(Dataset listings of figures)
------

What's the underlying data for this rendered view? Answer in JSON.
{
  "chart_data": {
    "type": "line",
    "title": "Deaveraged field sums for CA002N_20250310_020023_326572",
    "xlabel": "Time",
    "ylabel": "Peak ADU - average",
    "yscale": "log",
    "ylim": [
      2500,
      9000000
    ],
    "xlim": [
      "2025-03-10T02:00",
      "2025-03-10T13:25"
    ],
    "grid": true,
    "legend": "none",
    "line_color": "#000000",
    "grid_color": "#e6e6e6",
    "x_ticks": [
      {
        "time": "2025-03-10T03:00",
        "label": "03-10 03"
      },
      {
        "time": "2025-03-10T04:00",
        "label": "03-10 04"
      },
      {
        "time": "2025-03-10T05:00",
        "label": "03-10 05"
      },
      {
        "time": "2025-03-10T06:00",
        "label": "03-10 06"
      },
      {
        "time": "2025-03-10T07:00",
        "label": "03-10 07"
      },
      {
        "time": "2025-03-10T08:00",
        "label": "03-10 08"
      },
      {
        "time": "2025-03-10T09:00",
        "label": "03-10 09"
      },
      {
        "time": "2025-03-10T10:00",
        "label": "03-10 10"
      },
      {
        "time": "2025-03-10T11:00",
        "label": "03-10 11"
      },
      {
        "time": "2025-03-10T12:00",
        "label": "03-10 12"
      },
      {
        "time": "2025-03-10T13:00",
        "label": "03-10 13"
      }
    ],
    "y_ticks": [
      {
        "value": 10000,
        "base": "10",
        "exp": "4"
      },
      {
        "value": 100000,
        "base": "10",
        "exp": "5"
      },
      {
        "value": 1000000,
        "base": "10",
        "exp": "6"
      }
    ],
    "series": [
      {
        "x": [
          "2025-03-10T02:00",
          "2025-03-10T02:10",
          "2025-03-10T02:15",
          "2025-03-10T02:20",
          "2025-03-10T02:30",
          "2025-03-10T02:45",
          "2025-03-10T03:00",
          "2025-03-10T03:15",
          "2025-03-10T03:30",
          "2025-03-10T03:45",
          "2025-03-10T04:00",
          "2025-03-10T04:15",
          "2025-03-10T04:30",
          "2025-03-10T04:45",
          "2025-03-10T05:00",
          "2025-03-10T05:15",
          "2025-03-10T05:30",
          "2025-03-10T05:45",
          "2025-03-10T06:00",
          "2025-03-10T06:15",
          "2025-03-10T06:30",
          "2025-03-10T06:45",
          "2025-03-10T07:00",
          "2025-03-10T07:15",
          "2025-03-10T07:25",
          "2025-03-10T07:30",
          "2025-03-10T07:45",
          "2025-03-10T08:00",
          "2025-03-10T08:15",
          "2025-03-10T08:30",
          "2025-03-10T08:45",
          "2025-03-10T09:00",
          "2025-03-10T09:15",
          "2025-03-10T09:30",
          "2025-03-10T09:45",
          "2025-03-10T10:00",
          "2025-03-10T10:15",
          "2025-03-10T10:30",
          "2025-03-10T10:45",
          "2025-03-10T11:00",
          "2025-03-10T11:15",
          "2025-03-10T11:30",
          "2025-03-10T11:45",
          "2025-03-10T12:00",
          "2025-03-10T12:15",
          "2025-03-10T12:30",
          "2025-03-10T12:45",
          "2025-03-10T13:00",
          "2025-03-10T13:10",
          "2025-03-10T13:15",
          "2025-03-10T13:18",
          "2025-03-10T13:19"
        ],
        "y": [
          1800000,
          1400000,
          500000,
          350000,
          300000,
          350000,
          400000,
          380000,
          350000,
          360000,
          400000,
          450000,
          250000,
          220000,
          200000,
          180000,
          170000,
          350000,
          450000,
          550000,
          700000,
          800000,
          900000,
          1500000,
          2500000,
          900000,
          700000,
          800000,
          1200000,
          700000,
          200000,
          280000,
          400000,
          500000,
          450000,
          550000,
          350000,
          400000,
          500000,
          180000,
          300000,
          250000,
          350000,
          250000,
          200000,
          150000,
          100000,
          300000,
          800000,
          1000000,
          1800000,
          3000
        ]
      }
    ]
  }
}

------

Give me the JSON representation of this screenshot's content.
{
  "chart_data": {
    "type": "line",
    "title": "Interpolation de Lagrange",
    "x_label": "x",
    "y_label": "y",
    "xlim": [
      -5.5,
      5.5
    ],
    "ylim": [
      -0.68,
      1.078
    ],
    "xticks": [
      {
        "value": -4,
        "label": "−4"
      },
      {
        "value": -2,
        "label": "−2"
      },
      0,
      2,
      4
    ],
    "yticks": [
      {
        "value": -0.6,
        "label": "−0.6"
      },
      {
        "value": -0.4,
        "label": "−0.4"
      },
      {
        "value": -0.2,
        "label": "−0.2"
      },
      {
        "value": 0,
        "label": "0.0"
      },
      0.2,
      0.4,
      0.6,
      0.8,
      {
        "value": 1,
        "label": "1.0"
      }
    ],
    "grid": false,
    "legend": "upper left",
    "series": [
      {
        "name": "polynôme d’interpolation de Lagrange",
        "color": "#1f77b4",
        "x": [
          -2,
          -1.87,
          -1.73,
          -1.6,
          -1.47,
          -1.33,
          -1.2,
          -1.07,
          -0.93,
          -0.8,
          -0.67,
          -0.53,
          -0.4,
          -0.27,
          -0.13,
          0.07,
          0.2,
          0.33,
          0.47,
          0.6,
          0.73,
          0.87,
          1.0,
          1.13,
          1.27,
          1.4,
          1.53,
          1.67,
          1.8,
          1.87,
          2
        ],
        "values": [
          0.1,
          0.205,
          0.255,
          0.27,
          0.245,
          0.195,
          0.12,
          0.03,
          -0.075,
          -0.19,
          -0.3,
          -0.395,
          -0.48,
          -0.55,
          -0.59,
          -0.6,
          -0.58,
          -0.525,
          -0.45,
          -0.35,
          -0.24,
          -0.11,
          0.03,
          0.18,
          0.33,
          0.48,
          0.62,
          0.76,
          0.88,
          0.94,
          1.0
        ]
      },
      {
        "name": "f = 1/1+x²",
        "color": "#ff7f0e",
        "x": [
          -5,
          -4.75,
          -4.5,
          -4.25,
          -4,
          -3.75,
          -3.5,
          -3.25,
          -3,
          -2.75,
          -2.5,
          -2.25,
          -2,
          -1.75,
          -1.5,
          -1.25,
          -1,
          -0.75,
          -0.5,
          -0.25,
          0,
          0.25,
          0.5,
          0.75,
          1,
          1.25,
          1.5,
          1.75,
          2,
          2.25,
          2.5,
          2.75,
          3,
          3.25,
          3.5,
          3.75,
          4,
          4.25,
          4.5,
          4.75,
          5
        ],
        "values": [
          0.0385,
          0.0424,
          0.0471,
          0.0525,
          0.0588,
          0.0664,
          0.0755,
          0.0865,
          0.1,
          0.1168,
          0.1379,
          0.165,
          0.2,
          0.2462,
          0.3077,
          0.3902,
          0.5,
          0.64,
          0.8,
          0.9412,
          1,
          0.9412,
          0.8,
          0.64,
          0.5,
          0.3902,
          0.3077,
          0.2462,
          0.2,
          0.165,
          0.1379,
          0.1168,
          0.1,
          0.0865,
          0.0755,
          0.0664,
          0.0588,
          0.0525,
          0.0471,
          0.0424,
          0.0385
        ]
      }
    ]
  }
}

------

Instruction:
Scan the records for the string "title". Copy each line in which it appears.

Worked answer:
    "title": "Deaveraged field sums for CA002N_20250310_020023_326572",
    "title": "Interpolation de Lagrange",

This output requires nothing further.